── Record excerpts

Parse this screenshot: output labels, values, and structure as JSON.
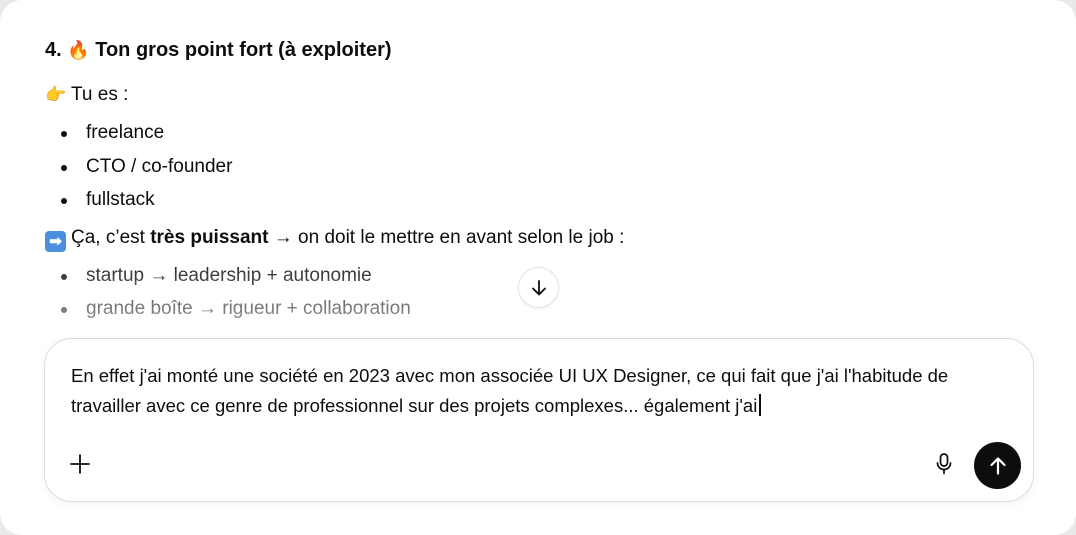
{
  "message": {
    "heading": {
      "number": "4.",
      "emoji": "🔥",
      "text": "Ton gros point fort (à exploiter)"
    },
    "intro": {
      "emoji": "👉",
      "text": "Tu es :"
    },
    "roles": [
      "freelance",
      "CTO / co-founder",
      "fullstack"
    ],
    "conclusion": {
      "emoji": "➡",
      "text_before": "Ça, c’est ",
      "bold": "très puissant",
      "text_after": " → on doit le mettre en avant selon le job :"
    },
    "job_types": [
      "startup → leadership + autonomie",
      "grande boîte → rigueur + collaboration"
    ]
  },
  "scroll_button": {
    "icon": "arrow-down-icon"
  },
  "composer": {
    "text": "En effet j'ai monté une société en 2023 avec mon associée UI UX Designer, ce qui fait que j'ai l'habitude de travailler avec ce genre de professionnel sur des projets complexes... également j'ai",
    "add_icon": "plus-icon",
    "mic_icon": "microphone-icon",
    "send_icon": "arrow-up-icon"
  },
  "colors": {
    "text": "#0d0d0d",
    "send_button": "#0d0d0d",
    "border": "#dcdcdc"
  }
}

────
── Record excerpts

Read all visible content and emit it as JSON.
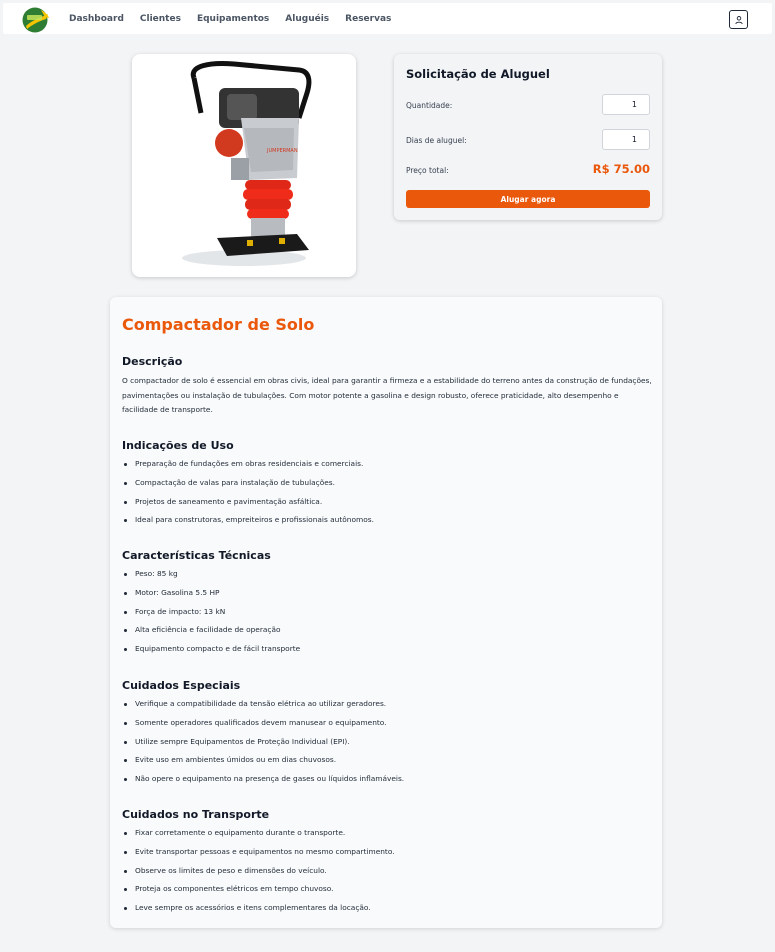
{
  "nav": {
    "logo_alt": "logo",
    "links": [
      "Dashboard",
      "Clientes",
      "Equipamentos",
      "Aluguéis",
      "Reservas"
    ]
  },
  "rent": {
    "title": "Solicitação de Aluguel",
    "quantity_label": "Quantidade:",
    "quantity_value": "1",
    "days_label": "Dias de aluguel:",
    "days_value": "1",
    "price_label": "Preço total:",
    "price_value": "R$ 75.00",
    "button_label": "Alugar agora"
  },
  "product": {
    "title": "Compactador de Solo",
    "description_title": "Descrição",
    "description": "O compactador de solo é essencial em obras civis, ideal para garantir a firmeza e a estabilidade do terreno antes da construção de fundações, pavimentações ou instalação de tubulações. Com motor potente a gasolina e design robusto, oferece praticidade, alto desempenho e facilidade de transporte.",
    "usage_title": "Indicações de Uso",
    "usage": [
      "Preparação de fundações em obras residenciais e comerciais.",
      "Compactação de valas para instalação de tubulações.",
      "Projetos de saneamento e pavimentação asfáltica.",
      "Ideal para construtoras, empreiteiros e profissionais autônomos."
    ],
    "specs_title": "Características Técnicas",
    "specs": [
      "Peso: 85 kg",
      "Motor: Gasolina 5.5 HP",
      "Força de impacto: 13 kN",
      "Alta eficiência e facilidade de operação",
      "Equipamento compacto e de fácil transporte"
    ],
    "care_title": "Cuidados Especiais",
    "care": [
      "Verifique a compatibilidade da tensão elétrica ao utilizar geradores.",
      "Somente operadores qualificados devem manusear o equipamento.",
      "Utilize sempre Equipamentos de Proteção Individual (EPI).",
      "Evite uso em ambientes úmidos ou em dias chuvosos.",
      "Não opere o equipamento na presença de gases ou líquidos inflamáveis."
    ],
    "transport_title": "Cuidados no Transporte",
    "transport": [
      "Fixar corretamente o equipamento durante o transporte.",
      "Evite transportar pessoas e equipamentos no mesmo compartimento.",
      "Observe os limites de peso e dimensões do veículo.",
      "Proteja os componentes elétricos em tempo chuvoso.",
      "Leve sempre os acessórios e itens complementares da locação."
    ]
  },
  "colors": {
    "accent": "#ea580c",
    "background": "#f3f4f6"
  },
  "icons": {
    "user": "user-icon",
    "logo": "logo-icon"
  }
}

────

What is expected ▸ From the entries, copy out each line containing the word "tubulações".

Response to this task ▸
    "description": "O compactador de solo é essencial em obras civis, ideal para garantir a firmeza e a estabilidade do terreno antes da construção de fundações, pavimentações ou instalação de tubulações. Com motor potente a gasolina e design robusto, oferece praticidade, alto desempenho e facilidade de transporte.",
      "Compactação de valas para instalação de tubulações.",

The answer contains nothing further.